● **Short exercise**: Please copy every one of the items below exactly, line for line.
--- Start of Dataset records ---
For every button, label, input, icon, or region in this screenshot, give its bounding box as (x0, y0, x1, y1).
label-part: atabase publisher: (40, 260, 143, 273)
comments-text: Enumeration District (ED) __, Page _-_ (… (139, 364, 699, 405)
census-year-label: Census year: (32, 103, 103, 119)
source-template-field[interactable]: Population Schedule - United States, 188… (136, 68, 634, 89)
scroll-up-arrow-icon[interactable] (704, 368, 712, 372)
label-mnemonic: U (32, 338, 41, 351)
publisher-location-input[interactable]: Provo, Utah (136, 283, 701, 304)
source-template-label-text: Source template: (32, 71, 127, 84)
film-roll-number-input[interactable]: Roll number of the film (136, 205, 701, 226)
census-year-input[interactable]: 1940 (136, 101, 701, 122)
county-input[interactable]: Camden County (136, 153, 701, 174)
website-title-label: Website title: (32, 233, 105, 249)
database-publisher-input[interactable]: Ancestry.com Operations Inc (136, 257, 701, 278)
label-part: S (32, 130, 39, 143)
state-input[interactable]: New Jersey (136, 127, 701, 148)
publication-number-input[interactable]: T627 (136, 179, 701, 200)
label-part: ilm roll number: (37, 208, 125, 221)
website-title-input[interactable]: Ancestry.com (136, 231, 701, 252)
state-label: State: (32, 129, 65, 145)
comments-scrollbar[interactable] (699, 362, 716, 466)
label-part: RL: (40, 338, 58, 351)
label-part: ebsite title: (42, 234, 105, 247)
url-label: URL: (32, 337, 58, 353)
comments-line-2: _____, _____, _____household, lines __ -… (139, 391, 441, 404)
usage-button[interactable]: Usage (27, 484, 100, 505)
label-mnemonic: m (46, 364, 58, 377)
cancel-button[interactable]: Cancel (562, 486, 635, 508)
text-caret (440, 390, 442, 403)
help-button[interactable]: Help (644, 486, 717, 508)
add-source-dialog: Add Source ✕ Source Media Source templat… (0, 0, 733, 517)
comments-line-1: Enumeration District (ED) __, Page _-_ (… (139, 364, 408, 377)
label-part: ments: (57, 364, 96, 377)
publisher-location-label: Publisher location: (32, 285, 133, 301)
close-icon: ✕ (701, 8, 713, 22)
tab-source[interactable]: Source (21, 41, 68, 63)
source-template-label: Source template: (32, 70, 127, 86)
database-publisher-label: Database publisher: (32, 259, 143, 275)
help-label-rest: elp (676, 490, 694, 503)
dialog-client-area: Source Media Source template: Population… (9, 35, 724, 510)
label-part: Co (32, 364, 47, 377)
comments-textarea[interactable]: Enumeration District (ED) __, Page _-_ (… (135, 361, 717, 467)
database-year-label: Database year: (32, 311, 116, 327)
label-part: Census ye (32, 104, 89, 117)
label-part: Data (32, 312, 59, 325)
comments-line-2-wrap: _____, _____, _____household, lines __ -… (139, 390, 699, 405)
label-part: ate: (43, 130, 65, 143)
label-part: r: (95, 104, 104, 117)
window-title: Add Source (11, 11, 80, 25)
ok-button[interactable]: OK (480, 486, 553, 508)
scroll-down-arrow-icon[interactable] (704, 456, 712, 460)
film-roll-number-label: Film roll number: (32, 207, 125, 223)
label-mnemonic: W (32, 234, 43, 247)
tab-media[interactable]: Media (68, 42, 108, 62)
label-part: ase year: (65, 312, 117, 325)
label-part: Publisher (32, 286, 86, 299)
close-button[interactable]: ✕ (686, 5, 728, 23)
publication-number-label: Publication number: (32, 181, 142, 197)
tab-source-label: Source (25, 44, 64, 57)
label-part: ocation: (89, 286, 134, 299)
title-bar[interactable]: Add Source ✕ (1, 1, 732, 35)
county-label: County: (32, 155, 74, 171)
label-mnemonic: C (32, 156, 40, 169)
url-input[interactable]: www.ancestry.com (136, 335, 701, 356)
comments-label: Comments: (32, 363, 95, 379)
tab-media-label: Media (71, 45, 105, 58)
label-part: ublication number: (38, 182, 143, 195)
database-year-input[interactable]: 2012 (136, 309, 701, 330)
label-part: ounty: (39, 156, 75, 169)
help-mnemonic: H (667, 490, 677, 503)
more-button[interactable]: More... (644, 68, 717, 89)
--- End of Dataset records ---
● **Output for this exercise**:
For every button, label, input, icon, or region in this screenshot, give its bounding box as (x0, y0, x1, y1).
label-part: atabase publisher: (40, 260, 143, 273)
comments-text: Enumeration District (ED) __, Page _-_ (… (139, 364, 699, 405)
census-year-label: Census year: (32, 103, 103, 119)
source-template-field[interactable]: Population Schedule - United States, 188… (136, 68, 634, 89)
scroll-up-arrow-icon[interactable] (704, 368, 712, 372)
label-mnemonic: U (32, 338, 41, 351)
publisher-location-input[interactable]: Provo, Utah (136, 283, 701, 304)
source-template-label-text: Source template: (32, 71, 127, 84)
film-roll-number-input[interactable]: Roll number of the film (136, 205, 701, 226)
census-year-input[interactable]: 1940 (136, 101, 701, 122)
county-input[interactable]: Camden County (136, 153, 701, 174)
website-title-label: Website title: (32, 233, 105, 249)
database-publisher-input[interactable]: Ancestry.com Operations Inc (136, 257, 701, 278)
label-part: S (32, 130, 39, 143)
state-input[interactable]: New Jersey (136, 127, 701, 148)
publication-number-input[interactable]: T627 (136, 179, 701, 200)
label-part: ilm roll number: (37, 208, 125, 221)
website-title-input[interactable]: Ancestry.com (136, 231, 701, 252)
state-label: State: (32, 129, 65, 145)
comments-scrollbar[interactable] (699, 362, 716, 466)
label-part: RL: (40, 338, 58, 351)
label-part: ebsite title: (42, 234, 105, 247)
url-label: URL: (32, 337, 58, 353)
comments-line-2: _____, _____, _____household, lines __ -… (139, 391, 441, 404)
usage-button[interactable]: Usage (27, 484, 100, 505)
label-mnemonic: m (46, 364, 58, 377)
cancel-button[interactable]: Cancel (562, 486, 635, 508)
text-caret (440, 390, 442, 403)
help-button[interactable]: Help (644, 486, 717, 508)
add-source-dialog: Add Source ✕ Source Media Source templat… (0, 0, 733, 517)
comments-line-1: Enumeration District (ED) __, Page _-_ (… (139, 364, 408, 377)
label-part: ments: (57, 364, 96, 377)
publisher-location-label: Publisher location: (32, 285, 133, 301)
close-icon: ✕ (701, 8, 713, 22)
tab-source[interactable]: Source (21, 41, 68, 63)
source-template-label: Source template: (32, 70, 127, 86)
database-publisher-label: Database publisher: (32, 259, 143, 275)
help-label-rest: elp (676, 490, 694, 503)
dialog-client-area: Source Media Source template: Population… (9, 35, 724, 510)
label-part: Co (32, 364, 47, 377)
comments-textarea[interactable]: Enumeration District (ED) __, Page _-_ (… (135, 361, 717, 467)
database-year-label: Database year: (32, 311, 116, 327)
label-part: Census ye (32, 104, 89, 117)
label-part: Data (32, 312, 59, 325)
comments-line-2-wrap: _____, _____, _____household, lines __ -… (139, 390, 699, 405)
label-part: ate: (43, 130, 65, 143)
label-part: r: (95, 104, 104, 117)
window-title: Add Source (11, 11, 80, 25)
ok-button[interactable]: OK (480, 486, 553, 508)
scroll-down-arrow-icon[interactable] (704, 456, 712, 460)
film-roll-number-label: Film roll number: (32, 207, 125, 223)
label-mnemonic: W (32, 234, 43, 247)
tab-media[interactable]: Media (68, 42, 108, 62)
label-part: ase year: (65, 312, 117, 325)
label-part: Publisher (32, 286, 86, 299)
close-button[interactable]: ✕ (686, 5, 728, 23)
publication-number-label: Publication number: (32, 181, 142, 197)
tab-source-label: Source (25, 44, 64, 57)
label-part: ocation: (89, 286, 134, 299)
title-bar[interactable]: Add Source ✕ (1, 1, 732, 35)
county-label: County: (32, 155, 74, 171)
label-mnemonic: C (32, 156, 40, 169)
url-input[interactable]: www.ancestry.com (136, 335, 701, 356)
comments-label: Comments: (32, 363, 95, 379)
tab-media-label: Media (71, 45, 105, 58)
label-part: ublication number: (38, 182, 143, 195)
database-year-input[interactable]: 2012 (136, 309, 701, 330)
label-part: ounty: (39, 156, 75, 169)
help-mnemonic: H (667, 490, 677, 503)
more-button[interactable]: More... (644, 68, 717, 89)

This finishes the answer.